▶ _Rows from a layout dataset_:
══════

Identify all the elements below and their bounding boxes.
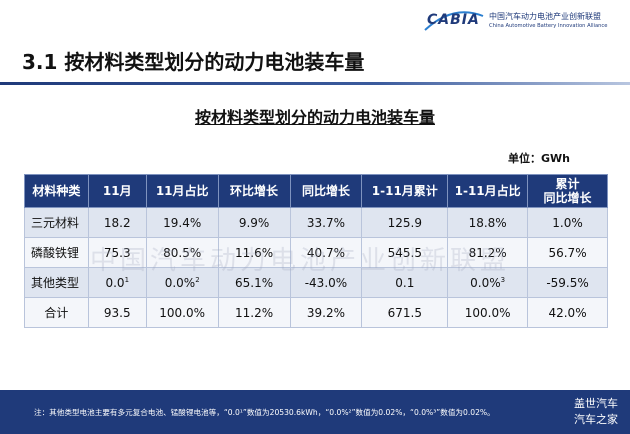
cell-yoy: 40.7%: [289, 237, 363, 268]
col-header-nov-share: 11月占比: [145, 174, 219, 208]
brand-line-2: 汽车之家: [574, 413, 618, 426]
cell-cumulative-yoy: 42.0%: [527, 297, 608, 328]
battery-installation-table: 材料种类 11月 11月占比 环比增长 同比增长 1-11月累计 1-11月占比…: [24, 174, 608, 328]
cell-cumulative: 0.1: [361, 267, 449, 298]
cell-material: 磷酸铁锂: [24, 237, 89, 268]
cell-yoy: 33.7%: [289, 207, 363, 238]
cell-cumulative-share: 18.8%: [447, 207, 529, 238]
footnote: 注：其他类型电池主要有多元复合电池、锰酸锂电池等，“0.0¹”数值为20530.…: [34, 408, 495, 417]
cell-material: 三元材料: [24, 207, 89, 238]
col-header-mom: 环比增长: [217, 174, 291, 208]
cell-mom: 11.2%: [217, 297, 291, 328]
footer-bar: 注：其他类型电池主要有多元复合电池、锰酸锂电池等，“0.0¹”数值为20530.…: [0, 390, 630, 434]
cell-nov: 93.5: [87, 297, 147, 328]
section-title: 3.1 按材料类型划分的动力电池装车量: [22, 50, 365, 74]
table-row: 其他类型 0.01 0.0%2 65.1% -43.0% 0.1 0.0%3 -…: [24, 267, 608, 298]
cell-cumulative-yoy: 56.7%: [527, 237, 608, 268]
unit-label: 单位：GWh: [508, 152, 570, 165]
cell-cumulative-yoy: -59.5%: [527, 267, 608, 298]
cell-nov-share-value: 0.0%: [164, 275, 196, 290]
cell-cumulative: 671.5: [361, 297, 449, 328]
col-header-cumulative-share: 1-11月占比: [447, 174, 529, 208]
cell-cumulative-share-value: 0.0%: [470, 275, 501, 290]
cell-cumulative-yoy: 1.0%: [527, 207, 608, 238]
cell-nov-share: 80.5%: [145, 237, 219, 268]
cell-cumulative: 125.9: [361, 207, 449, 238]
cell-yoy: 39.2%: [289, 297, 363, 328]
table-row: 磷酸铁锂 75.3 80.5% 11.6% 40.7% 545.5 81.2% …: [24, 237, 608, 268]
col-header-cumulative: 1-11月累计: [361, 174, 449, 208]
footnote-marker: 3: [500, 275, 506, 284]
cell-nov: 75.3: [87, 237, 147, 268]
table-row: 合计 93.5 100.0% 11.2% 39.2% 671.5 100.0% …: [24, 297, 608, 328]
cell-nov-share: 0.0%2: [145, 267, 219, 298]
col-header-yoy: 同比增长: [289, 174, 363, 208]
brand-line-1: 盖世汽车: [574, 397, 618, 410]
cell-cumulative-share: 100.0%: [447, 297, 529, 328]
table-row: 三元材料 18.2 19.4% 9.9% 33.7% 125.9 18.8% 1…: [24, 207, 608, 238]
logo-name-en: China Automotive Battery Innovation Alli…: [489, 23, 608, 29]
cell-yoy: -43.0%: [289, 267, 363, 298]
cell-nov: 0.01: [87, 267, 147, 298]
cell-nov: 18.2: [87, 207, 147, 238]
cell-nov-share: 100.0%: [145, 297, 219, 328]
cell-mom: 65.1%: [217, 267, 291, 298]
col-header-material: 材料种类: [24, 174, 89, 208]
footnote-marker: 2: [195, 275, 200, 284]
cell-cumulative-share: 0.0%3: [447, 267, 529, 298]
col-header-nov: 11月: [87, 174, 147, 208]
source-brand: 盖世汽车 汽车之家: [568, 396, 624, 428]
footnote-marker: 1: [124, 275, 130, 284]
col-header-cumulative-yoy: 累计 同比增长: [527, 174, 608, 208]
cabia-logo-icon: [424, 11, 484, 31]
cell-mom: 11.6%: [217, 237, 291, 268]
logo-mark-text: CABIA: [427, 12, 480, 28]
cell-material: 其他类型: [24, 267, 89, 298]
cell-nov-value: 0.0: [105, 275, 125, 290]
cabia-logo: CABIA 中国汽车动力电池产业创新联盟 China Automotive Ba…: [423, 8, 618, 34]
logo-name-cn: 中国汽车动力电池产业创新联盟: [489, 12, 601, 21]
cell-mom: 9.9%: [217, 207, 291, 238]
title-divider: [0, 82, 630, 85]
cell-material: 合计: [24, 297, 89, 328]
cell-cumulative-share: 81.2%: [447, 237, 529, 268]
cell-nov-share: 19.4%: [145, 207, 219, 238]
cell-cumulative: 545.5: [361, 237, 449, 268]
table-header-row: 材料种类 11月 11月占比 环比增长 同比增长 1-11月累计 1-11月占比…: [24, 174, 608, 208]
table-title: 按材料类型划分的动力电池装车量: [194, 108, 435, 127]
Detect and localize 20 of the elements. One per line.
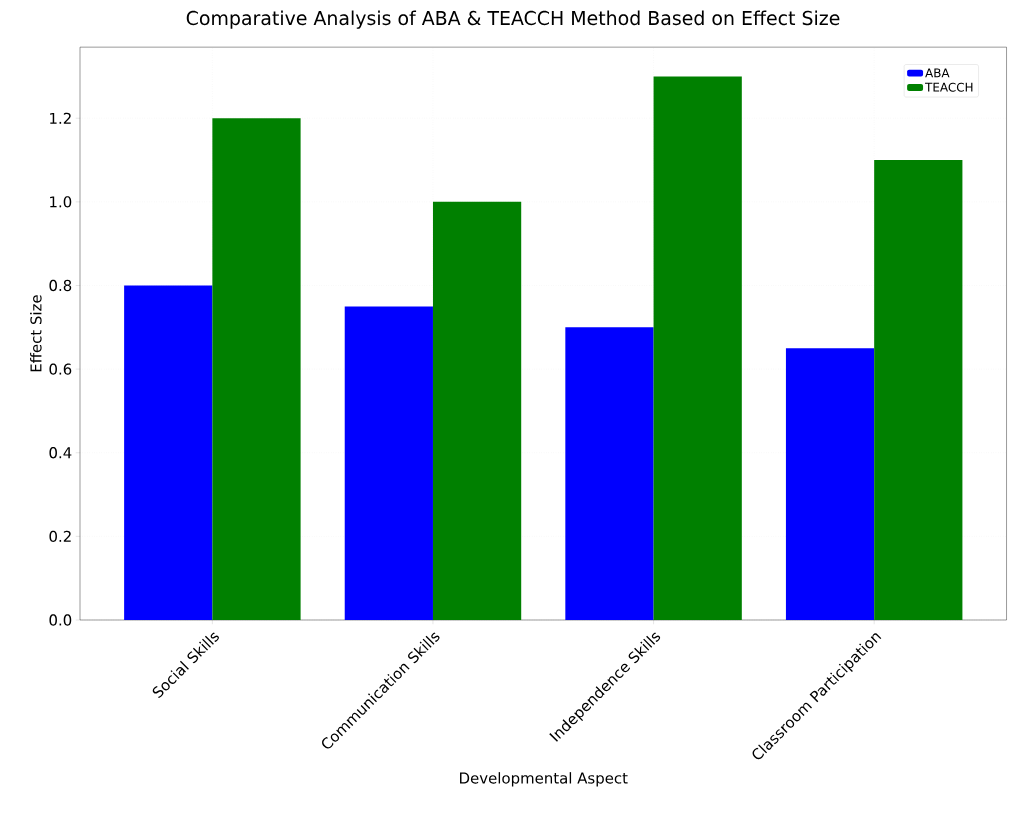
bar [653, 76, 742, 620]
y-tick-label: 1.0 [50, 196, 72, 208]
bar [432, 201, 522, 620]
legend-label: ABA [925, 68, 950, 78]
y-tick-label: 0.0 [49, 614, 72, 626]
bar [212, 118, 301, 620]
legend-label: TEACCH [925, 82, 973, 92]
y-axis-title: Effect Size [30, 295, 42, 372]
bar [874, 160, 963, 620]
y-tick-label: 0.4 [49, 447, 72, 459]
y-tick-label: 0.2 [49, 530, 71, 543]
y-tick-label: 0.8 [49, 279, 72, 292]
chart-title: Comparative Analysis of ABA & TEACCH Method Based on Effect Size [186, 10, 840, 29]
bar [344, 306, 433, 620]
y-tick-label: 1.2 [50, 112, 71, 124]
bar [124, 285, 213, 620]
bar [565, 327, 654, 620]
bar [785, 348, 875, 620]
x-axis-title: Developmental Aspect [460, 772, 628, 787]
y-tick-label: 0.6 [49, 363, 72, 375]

══════

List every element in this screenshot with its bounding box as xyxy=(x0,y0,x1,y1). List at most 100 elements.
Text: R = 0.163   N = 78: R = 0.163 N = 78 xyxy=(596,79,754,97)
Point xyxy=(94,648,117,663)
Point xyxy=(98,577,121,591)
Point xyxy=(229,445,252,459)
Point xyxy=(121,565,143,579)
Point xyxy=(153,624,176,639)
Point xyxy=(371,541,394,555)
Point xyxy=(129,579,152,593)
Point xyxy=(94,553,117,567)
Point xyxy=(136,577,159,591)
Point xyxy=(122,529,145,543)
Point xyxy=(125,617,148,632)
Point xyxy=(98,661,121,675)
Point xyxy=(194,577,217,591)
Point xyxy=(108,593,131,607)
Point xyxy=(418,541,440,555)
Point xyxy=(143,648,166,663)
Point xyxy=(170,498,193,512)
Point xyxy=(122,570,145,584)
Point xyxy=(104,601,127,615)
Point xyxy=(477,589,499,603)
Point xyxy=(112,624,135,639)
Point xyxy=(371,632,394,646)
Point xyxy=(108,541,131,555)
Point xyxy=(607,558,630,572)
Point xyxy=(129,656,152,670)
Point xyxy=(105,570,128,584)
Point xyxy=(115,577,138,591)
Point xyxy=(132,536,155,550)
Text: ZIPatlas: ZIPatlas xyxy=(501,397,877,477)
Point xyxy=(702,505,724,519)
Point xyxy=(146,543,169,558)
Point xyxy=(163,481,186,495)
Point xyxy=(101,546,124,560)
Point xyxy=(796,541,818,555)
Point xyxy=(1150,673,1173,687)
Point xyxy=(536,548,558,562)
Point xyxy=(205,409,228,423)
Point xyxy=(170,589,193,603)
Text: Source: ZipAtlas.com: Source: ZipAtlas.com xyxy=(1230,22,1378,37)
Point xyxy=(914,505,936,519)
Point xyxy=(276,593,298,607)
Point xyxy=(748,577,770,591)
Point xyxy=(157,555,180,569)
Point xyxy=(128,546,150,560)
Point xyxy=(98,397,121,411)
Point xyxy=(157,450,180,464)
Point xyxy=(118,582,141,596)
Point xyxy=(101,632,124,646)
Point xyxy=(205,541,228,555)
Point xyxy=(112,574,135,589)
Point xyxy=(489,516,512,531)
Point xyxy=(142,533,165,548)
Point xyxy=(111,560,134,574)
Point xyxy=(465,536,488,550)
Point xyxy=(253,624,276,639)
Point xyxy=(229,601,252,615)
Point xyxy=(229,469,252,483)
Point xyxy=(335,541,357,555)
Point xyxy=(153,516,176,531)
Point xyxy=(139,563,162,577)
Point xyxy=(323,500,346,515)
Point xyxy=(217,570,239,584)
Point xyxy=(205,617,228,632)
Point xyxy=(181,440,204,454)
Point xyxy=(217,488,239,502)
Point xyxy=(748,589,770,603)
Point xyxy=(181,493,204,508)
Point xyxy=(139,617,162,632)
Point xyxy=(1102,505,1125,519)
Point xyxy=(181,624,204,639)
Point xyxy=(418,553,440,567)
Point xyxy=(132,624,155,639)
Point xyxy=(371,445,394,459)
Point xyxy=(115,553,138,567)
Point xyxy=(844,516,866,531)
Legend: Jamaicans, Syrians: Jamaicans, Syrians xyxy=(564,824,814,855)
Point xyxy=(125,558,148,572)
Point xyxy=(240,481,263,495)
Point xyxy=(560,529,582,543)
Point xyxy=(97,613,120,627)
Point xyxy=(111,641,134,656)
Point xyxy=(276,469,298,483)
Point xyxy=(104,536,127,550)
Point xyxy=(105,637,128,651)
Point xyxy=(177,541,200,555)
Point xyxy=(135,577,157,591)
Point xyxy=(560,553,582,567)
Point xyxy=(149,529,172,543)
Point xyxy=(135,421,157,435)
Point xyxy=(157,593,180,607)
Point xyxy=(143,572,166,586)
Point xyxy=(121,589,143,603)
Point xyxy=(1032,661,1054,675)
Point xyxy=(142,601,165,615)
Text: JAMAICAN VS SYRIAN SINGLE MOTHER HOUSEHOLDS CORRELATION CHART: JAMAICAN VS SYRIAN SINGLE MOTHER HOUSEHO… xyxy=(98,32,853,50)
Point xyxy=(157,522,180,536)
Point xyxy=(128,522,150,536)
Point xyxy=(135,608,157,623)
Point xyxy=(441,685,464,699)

══════

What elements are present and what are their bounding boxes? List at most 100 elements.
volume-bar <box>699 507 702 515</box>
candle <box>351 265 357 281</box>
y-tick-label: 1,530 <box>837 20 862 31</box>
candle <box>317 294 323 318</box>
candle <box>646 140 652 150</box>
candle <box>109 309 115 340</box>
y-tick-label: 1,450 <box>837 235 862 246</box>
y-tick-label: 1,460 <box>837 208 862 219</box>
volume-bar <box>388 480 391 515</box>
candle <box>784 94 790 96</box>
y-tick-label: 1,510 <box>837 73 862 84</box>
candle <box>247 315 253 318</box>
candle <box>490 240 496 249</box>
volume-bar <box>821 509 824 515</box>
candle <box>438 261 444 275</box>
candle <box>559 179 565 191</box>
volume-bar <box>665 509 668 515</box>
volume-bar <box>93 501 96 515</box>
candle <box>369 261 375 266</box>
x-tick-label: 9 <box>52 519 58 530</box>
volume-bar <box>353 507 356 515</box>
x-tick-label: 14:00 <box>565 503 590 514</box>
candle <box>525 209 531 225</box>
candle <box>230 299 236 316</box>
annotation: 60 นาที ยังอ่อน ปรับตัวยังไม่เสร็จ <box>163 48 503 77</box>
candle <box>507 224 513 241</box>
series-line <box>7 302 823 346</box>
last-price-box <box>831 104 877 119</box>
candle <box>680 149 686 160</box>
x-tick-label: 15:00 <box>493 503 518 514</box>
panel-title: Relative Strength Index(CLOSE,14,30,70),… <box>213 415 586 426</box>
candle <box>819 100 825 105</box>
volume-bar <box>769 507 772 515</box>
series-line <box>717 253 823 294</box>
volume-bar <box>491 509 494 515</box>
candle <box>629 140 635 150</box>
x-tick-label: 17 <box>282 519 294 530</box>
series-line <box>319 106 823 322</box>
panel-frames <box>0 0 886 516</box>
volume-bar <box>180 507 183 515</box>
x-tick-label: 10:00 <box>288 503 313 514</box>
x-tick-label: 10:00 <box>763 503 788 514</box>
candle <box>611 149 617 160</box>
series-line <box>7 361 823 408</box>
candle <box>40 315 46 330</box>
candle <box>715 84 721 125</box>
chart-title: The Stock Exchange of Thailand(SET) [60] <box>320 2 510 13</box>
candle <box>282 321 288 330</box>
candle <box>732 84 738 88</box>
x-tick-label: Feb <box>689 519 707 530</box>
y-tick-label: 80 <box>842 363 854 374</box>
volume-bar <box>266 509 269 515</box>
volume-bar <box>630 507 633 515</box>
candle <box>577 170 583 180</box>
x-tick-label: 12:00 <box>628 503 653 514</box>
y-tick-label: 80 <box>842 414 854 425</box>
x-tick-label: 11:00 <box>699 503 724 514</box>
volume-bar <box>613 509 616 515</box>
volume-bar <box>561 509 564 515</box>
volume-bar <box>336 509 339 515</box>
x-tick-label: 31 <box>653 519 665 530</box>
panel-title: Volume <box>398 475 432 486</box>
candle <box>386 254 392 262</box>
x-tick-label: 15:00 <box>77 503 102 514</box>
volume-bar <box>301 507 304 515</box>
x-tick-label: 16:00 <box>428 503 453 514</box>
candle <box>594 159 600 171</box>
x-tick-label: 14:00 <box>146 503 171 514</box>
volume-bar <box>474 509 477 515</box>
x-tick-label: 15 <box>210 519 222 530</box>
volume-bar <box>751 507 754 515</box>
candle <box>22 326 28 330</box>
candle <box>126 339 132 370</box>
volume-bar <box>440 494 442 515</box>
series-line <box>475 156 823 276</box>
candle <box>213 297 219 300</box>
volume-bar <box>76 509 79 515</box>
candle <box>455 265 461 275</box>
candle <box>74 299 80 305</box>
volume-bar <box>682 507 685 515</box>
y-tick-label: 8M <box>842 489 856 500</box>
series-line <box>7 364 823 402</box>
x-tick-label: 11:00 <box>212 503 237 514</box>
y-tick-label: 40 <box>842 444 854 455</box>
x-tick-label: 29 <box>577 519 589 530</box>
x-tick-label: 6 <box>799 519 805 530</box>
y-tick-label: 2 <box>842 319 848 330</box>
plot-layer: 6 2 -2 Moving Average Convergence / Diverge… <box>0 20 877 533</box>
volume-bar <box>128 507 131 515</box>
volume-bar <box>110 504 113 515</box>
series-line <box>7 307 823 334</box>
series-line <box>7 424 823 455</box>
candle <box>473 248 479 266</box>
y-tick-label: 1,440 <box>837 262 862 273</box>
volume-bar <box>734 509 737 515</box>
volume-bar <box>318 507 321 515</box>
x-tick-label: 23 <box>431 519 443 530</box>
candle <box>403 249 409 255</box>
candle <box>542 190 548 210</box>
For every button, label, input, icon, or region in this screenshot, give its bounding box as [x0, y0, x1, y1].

══════

▶ _YOUR TASK_:
Please quote the records above word for word, starting with the line that contains "List every element" and going on through the line that contains "Point xyxy=(122,529,145,543)", both of those lines included.

▶ _OUTPUT FOR THIS TASK_:
List every element in this screenshot with its bounding box as xyxy=(x0,y0,x1,y1). List at most 100 elements.
Text: R = 0.163   N = 78: R = 0.163 N = 78 xyxy=(596,79,754,97)
Point xyxy=(94,648,117,663)
Point xyxy=(98,577,121,591)
Point xyxy=(229,445,252,459)
Point xyxy=(121,565,143,579)
Point xyxy=(153,624,176,639)
Point xyxy=(371,541,394,555)
Point xyxy=(129,579,152,593)
Point xyxy=(94,553,117,567)
Point xyxy=(136,577,159,591)
Point xyxy=(122,529,145,543)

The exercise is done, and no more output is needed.